Direction = Include no pictures. Output exactly the lines from the one that contains "What data populates" through the final line of the entries.

======== Material provided ========

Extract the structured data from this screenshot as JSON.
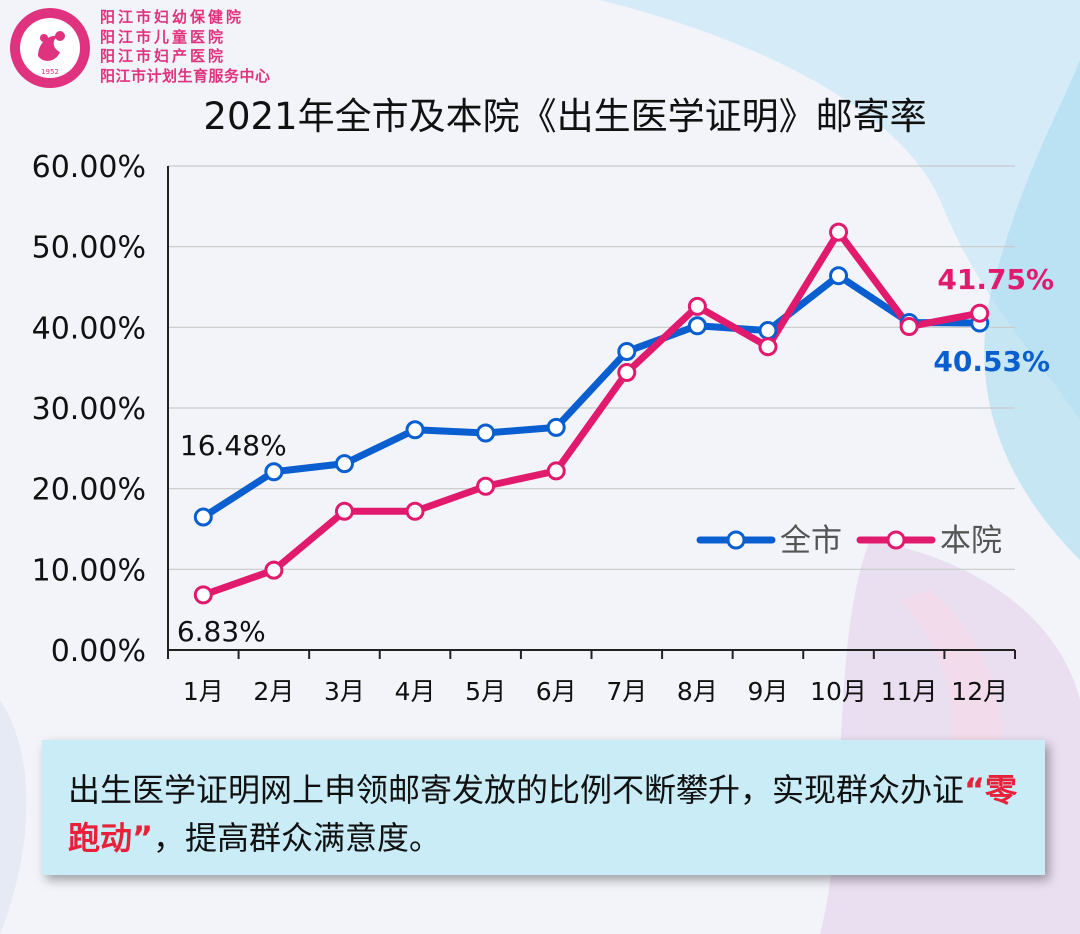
{
  "header": {
    "org_lines": [
      "阳江市妇幼保健院",
      "阳江市儿童医院",
      "阳江市妇产医院",
      "阳江市计划生育服务中心"
    ],
    "logo_text": "阳江市妇幼保健院",
    "logo_year": "1952"
  },
  "colors": {
    "city": "#0a5fd0",
    "hospital": "#e11a6e",
    "org": "#e0337f",
    "note_bg": "#c9ecf6",
    "highlight": "#e8203a"
  },
  "chart_data": {
    "type": "line",
    "title": "2021年全市及本院《出生医学证明》邮寄率",
    "categories": [
      "1月",
      "2月",
      "3月",
      "4月",
      "5月",
      "6月",
      "7月",
      "8月",
      "9月",
      "10月",
      "11月",
      "12月"
    ],
    "series": [
      {
        "name": "全市",
        "values": [
          16.48,
          22.1,
          23.1,
          27.3,
          26.9,
          27.6,
          37.0,
          40.2,
          39.6,
          46.4,
          40.6,
          40.53
        ]
      },
      {
        "name": "本院",
        "values": [
          6.83,
          9.9,
          17.2,
          17.2,
          20.3,
          22.2,
          34.4,
          42.6,
          37.6,
          51.8,
          40.1,
          41.75
        ]
      }
    ],
    "yticks": [
      "0.00%",
      "10.00%",
      "20.00%",
      "30.00%",
      "40.00%",
      "50.00%",
      "60.00%"
    ],
    "ylim": [
      0,
      60
    ],
    "annotations": [
      {
        "text": "16.48%",
        "series": 0,
        "index": 0
      },
      {
        "text": "6.83%",
        "series": 1,
        "index": 0
      },
      {
        "text": "40.53%",
        "series": 0,
        "index": 11
      },
      {
        "text": "41.75%",
        "series": 1,
        "index": 11
      }
    ],
    "legend": "right-center",
    "grid": true
  },
  "note": {
    "text_a": "出生医学证明网上申领邮寄发放的比例不断攀升，实现群众办证",
    "highlight": "“零跑动”",
    "text_b": "，提高群众满意度。"
  }
}
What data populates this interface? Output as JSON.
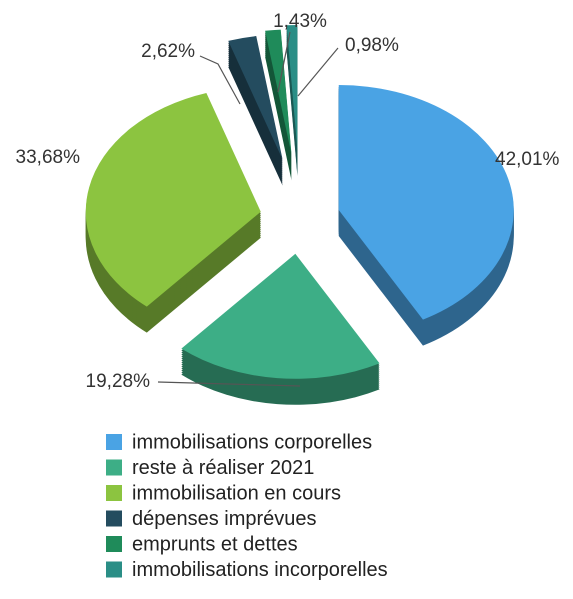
{
  "chart_data": {
    "type": "pie",
    "categories": [
      "immobilisations corporelles",
      "reste à réaliser 2021",
      "immobilisation en cours",
      "dépenses imprévues",
      "emprunts et dettes",
      "immobilisations incorporelles"
    ],
    "values": [
      42.01,
      19.28,
      33.68,
      2.62,
      1.43,
      0.98
    ],
    "value_labels": [
      "42,01%",
      "19,28%",
      "33,68%",
      "2,62%",
      "1,43%",
      "0,98%"
    ],
    "colors": [
      "#4aa3e4",
      "#3dae86",
      "#8cc440",
      "#244c5f",
      "#1f8b5a",
      "#2a8e86"
    ]
  }
}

========

The reply =
What data populates this interface? Output as JSON.
{
  "chart_data": {
    "type": "pie",
    "categories": [
      "immobilisations corporelles",
      "reste à réaliser 2021",
      "immobilisation en cours",
      "dépenses imprévues",
      "emprunts et dettes",
      "immobilisations incorporelles"
    ],
    "values": [
      42.01,
      19.28,
      33.68,
      2.62,
      1.43,
      0.98
    ],
    "value_labels": [
      "42,01%",
      "19,28%",
      "33,68%",
      "2,62%",
      "1,43%",
      "0,98%"
    ],
    "colors": [
      "#4aa3e4",
      "#3dae86",
      "#8cc440",
      "#244c5f",
      "#1f8b5a",
      "#2a8e86"
    ]
  }
}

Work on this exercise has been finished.